* Begin *
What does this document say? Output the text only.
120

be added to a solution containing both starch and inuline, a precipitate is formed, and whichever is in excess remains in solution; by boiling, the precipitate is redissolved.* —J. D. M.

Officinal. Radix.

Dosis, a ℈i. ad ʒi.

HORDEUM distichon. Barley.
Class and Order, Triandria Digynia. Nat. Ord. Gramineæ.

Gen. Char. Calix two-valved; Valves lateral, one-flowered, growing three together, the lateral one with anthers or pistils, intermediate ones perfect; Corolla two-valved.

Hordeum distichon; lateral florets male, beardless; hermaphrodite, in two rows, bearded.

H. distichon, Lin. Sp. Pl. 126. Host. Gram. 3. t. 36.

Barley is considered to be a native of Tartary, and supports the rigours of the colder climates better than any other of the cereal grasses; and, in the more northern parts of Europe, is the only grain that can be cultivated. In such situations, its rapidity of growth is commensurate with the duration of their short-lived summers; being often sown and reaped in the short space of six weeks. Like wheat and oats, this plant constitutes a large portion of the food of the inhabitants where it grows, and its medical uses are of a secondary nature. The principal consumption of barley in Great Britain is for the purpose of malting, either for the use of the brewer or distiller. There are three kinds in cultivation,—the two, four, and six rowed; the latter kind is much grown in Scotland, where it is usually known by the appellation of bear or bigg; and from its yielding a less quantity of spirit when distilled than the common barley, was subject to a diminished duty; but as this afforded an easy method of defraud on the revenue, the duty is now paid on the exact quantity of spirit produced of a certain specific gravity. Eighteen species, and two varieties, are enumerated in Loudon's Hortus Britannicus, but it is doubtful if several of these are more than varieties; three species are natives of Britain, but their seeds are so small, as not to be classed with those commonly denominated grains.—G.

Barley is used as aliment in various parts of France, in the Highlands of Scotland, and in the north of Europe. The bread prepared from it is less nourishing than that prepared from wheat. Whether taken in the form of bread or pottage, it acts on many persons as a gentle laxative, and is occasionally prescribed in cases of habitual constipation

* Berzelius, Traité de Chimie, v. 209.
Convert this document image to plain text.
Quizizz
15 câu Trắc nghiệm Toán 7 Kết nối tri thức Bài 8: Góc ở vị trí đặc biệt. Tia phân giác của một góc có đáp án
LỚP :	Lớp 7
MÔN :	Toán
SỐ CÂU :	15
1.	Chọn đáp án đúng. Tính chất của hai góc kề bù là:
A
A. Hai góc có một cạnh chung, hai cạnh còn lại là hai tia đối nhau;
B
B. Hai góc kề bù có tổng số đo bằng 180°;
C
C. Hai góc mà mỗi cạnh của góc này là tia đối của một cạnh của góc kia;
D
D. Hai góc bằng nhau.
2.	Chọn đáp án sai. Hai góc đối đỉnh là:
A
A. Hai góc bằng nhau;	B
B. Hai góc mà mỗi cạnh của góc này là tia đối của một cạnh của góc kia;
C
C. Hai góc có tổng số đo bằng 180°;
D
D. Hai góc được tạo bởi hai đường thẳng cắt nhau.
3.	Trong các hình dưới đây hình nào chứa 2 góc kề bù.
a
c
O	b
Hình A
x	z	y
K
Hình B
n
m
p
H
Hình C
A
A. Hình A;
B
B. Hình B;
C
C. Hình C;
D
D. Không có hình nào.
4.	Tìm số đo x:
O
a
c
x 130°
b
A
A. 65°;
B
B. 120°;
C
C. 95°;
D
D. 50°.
* End *
* Begin *
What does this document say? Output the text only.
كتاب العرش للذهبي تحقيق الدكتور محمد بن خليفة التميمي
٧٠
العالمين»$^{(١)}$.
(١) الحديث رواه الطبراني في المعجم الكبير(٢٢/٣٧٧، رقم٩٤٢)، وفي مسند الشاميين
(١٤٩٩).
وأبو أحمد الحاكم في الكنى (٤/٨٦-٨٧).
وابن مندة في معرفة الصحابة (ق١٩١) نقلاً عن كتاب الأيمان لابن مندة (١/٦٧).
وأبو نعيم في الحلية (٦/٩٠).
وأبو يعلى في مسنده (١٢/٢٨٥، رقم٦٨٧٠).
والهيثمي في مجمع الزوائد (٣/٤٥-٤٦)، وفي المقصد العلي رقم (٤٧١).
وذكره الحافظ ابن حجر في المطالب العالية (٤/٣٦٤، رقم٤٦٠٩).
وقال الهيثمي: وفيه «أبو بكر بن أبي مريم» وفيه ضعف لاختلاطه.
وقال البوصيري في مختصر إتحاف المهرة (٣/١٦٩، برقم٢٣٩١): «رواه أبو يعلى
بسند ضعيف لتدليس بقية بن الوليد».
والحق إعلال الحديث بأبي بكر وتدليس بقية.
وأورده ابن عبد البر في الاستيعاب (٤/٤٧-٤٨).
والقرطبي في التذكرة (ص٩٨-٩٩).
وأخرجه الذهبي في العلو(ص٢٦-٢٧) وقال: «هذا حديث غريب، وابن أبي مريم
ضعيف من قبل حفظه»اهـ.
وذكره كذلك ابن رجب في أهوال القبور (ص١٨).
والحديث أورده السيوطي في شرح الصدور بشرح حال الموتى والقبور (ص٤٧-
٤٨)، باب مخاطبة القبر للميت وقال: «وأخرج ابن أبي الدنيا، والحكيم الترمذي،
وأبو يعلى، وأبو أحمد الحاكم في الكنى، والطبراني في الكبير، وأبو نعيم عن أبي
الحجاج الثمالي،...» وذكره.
* End *
Go through the material above and copy each line that has the word "bằng".

◆ SOLUTION BELOW
B. Hai góc kề bù có tổng số đo bằng 180°;
D. Hai góc bằng nhau.
A. Hai góc bằng nhau;	B
C. Hai góc có tổng số đo bằng 180°;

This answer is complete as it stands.